_Problem details_
Find the string "Pigmented" in the data, then copy every line where it is found.

Collection entries
***

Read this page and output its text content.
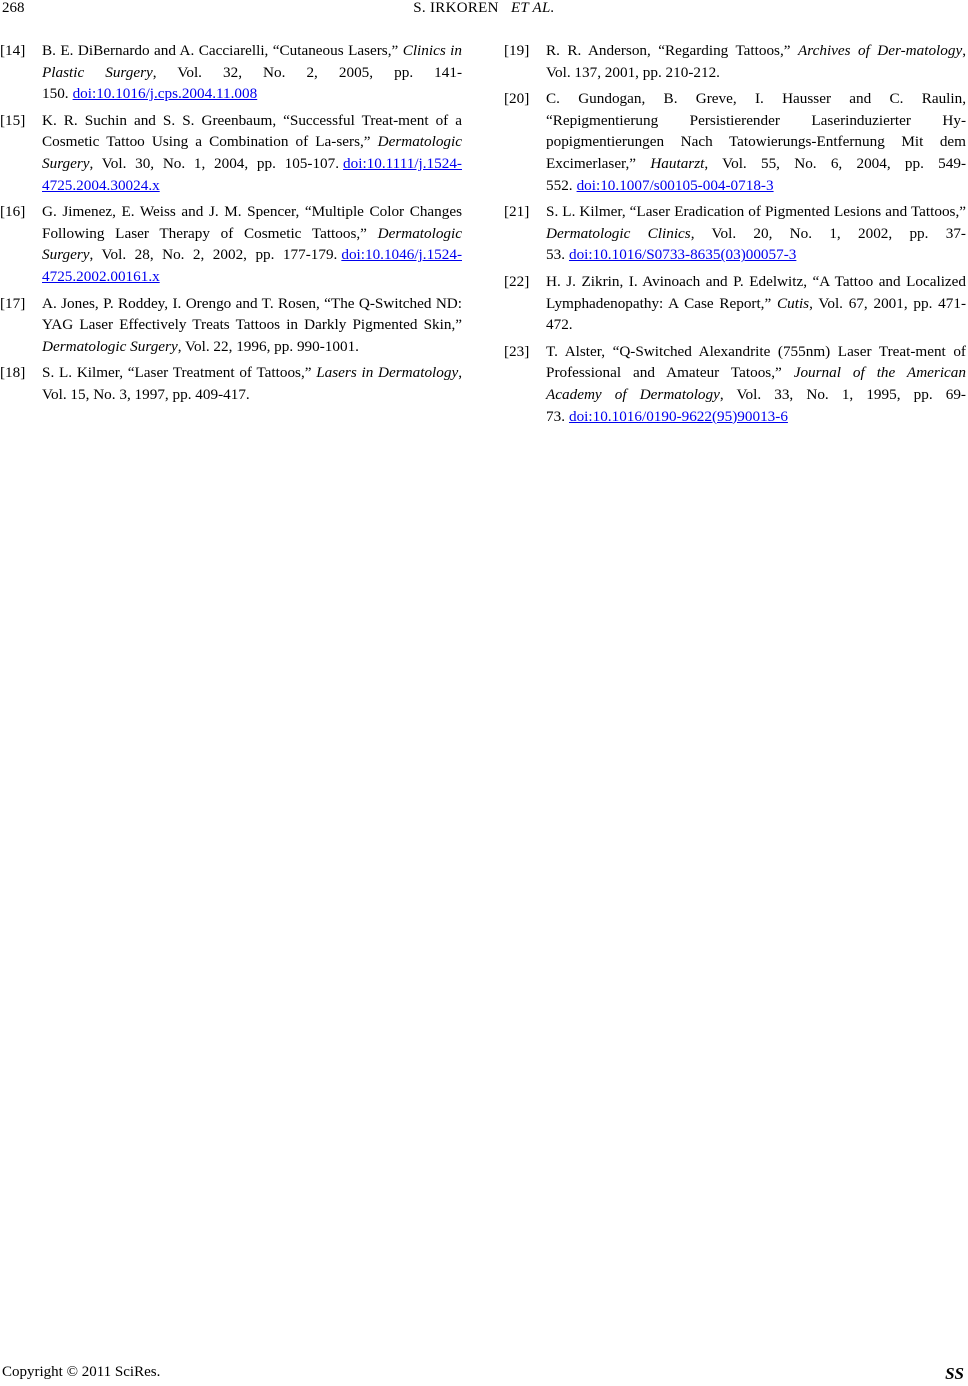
268	S. IRKOREN ET AL.
[14] B. E. DiBernardo and A. Cacciarelli, “Cutaneous Lasers,” Clinics in Plastic Surgery, Vol. 32, No. 2, 2005, pp. 141-150. doi:10.1016/j.cps.2004.11.008
[15] K. R. Suchin and S. S. Greenbaum, “Successful Treat-ment of a Cosmetic Tattoo Using a Combination of La-sers,” Dermatologic Surgery, Vol. 30, No. 1, 2004, pp. 105-107. doi:10.1111/j.1524-4725.2004.30024.x
[16] G. Jimenez, E. Weiss and J. M. Spencer, “Multiple Color Changes Following Laser Therapy of Cosmetic Tattoos,” Dermatologic Surgery, Vol. 28, No. 2, 2002, pp. 177-179. doi:10.1046/j.1524-4725.2002.00161.x
[17] A. Jones, P. Roddey, I. Orengo and T. Rosen, “The Q-Switched ND: YAG Laser Effectively Treats Tattoos in Darkly Pigmented Skin,” Dermatologic Surgery, Vol. 22, 1996, pp. 990-1001.
[18] S. L. Kilmer, “Laser Treatment of Tattoos,” Lasers in Dermatology, Vol. 15, No. 3, 1997, pp. 409-417.
[19] R. R. Anderson, “Regarding Tattoos,” Archives of Der-matology, Vol. 137, 2001, pp. 210-212.
[20] C. Gundogan, B. Greve, I. Hausser and C. Raulin, “Repigmentierung Persistierender Laserinduzierter Hy-popigmentierungen Nach Tatowierungs-Entfernung Mit dem Excimerlaser,” Hautarzt, Vol. 55, No. 6, 2004, pp. 549- 552. doi:10.1007/s00105-004-0718-3
[21] S. L. Kilmer, “Laser Eradication of Pigmented Lesions and Tattoos,” Dermatologic Clinics, Vol. 20, No. 1, 2002, pp. 37-53. doi:10.1016/S0733-8635(03)00057-3
[22] H. J. Zikrin, I. Avinoach and P. Edelwitz, “A Tattoo and Localized Lymphadenopathy: A Case Report,” Cutis, Vol. 67, 2001, pp. 471-472.
[23] T. Alster, “Q-Switched Alexandrite (755nm) Laser Treat-ment of Professional and Amateur Tatoos,” Journal of the American Academy of Dermatology, Vol. 33, No. 1, 1995, pp. 69-73. doi:10.1016/0190-9622(95)90013-6
Copyright © 2011 SciRes.	SS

***

_Final result_
[17] A. Jones, P. Roddey, I. Orengo and T. Rosen, “The Q-Switched ND: YAG Laser Effectively Treats Tattoos in Darkly Pigmented Skin,” Dermatologic Surgery, Vol. 22, 1996, pp. 990-1001.
[21] S. L. Kilmer, “Laser Eradication of Pigmented Lesions and Tattoos,” Dermatologic Clinics, Vol. 20, No. 1, 2002, pp. 37-53. doi:10.1016/S0733-8635(03)00057-3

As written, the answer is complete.